**SHORT EXERCISE:** All lines in the data bearing the string "carichi" should be identified and copied.

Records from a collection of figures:

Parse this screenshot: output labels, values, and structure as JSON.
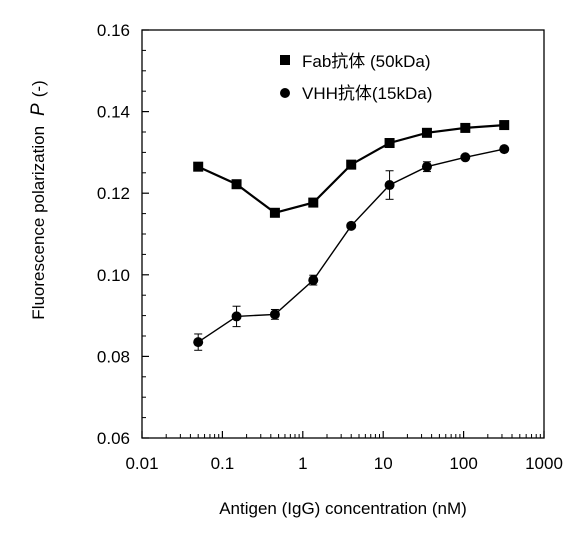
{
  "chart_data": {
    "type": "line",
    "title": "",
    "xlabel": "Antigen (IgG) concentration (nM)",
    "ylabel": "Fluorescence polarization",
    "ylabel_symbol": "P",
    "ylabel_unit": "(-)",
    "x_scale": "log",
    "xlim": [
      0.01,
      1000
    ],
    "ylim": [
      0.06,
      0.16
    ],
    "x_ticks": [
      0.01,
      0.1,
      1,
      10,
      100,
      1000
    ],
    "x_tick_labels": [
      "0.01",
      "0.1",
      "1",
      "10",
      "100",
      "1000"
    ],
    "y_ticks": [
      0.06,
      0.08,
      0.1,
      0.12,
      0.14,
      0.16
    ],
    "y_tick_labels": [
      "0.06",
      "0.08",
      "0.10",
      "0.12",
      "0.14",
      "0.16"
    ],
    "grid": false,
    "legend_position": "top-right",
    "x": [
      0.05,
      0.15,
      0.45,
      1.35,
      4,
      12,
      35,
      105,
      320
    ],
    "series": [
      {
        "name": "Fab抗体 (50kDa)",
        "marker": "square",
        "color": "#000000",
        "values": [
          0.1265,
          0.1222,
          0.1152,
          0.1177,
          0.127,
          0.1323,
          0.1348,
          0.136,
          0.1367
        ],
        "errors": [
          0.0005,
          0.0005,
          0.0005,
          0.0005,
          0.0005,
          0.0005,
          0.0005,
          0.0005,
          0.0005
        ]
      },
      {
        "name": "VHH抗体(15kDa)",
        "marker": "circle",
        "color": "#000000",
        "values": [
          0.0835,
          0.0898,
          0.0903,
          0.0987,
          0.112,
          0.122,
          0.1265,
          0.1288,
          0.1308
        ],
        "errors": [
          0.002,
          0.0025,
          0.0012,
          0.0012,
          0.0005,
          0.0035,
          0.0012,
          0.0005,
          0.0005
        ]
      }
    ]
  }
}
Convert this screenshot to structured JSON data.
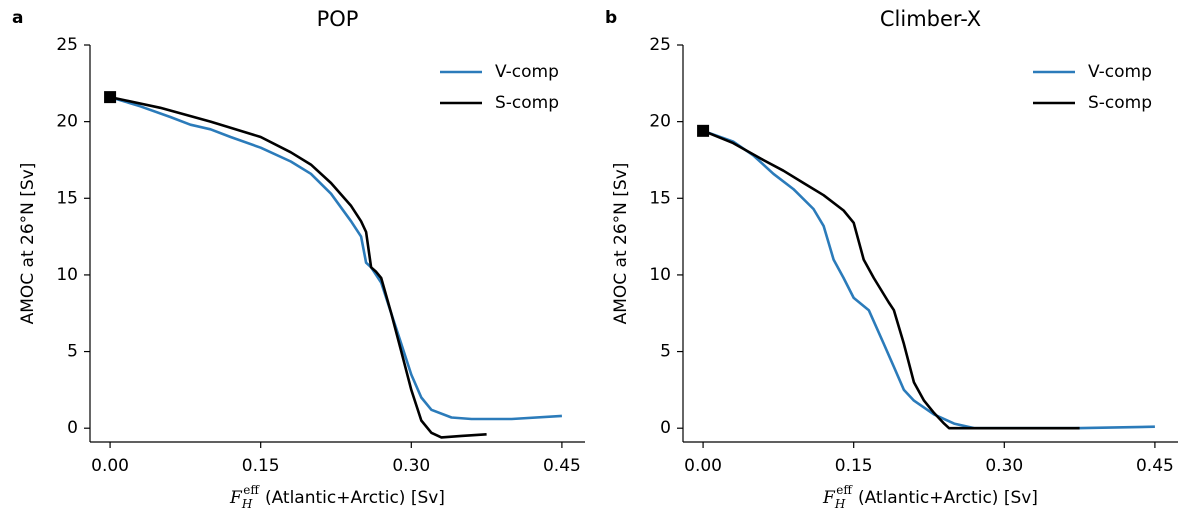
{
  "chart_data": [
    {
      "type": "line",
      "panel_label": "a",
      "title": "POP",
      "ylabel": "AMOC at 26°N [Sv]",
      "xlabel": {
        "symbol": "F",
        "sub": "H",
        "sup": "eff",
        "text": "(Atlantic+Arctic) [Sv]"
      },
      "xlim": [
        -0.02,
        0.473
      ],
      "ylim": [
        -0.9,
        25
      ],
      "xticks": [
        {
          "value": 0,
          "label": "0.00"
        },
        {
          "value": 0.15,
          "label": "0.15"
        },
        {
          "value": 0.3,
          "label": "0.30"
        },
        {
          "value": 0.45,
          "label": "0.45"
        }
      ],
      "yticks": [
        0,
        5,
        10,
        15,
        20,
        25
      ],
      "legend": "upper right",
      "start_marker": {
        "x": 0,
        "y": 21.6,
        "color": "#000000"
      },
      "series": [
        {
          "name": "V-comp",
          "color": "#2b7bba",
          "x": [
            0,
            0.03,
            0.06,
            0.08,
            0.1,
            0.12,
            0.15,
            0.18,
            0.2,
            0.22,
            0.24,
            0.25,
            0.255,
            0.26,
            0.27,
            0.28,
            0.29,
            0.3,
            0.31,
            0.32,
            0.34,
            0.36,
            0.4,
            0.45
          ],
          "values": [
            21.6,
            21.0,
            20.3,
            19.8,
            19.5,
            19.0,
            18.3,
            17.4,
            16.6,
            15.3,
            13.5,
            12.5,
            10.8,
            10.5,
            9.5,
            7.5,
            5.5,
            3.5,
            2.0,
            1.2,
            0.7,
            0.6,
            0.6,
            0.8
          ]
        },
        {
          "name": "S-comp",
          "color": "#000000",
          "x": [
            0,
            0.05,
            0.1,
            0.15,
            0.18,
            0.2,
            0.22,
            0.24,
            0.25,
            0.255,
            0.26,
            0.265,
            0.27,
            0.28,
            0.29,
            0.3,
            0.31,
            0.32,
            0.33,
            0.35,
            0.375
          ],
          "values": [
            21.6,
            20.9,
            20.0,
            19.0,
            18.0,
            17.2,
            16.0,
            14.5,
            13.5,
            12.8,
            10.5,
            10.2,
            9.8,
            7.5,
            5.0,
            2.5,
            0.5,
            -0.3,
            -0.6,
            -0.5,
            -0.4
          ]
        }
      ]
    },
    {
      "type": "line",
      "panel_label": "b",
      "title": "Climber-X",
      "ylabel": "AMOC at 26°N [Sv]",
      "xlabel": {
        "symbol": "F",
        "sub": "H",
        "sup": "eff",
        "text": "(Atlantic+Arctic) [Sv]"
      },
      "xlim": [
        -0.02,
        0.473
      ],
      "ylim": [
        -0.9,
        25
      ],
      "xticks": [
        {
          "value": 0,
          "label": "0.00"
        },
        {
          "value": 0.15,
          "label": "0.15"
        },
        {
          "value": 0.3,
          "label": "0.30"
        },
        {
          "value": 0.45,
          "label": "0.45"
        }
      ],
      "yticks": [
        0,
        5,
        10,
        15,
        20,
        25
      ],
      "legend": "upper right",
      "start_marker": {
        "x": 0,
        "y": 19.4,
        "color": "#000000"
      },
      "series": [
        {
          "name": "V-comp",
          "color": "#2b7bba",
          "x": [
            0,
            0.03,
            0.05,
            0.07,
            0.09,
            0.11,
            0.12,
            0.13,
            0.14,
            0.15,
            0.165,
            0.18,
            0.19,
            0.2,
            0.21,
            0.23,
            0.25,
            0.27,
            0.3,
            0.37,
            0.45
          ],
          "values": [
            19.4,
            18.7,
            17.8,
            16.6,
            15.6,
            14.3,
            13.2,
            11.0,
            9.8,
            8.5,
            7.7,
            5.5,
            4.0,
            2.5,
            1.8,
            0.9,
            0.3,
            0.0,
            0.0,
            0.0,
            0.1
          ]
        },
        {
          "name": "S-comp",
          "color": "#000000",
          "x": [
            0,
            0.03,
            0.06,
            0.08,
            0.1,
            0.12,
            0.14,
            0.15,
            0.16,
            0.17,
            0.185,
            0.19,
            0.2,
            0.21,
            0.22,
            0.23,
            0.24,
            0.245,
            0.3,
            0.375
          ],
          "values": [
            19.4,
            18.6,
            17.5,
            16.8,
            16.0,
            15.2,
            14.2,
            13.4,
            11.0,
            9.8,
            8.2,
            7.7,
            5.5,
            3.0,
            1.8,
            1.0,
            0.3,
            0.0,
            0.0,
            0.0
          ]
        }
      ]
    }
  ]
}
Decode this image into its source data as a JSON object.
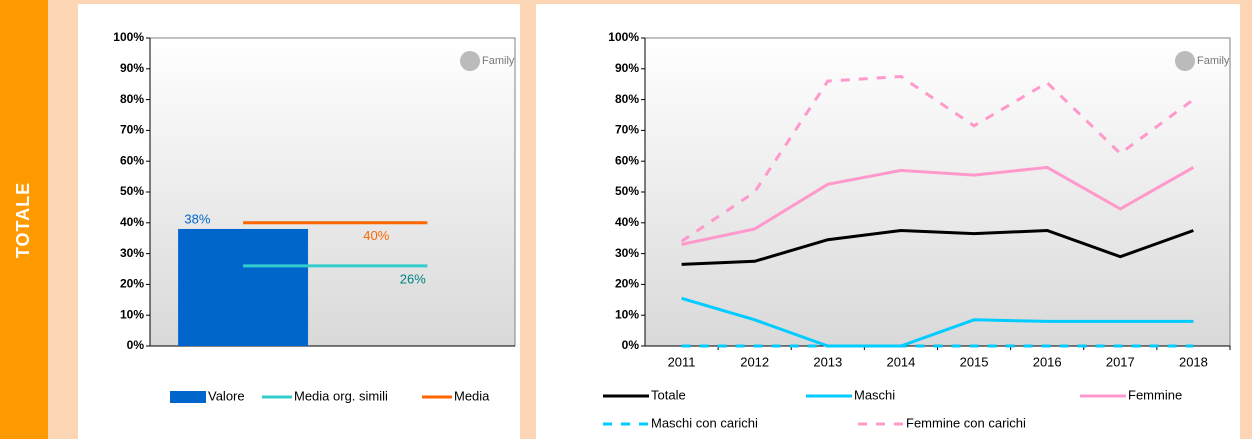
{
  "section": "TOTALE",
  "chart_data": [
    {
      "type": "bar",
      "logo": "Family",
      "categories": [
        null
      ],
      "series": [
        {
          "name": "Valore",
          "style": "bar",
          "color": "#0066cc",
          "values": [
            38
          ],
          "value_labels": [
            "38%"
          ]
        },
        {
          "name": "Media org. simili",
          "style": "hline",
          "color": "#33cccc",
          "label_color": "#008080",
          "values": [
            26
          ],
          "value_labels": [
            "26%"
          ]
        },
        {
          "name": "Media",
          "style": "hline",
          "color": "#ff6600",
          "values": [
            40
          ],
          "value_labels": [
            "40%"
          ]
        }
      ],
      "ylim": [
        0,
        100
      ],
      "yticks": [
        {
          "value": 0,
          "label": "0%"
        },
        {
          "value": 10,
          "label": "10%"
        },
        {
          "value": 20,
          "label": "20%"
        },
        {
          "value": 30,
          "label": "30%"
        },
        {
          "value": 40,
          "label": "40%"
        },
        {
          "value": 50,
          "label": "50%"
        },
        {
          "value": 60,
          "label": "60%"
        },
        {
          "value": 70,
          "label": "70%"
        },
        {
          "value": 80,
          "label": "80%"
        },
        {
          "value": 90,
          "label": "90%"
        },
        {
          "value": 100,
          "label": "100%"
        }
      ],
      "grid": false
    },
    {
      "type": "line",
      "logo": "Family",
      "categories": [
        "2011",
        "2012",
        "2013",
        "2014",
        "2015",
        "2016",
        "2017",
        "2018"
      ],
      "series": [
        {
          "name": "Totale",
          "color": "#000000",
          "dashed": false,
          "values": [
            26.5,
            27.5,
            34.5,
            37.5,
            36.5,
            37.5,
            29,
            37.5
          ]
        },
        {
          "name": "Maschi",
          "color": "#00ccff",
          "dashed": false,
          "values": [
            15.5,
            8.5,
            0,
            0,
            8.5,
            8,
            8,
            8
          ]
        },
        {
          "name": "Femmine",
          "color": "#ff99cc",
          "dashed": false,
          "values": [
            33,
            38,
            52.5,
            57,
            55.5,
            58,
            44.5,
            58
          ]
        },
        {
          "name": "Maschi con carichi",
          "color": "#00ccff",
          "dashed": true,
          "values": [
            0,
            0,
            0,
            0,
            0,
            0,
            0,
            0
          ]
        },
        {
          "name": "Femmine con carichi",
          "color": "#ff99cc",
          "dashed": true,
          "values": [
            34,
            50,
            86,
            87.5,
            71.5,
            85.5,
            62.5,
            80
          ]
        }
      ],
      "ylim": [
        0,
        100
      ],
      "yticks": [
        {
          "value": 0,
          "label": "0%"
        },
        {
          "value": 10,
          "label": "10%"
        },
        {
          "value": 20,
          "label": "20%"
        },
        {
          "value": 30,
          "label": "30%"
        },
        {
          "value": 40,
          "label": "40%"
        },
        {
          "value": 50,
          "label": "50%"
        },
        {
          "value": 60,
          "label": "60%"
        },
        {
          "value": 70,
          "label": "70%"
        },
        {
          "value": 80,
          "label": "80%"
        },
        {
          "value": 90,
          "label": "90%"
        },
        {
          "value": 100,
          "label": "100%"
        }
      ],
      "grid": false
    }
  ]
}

**FULL SOLUTION:**
          "name": "Maschi con carichi",
          "name": "Femmine con carichi",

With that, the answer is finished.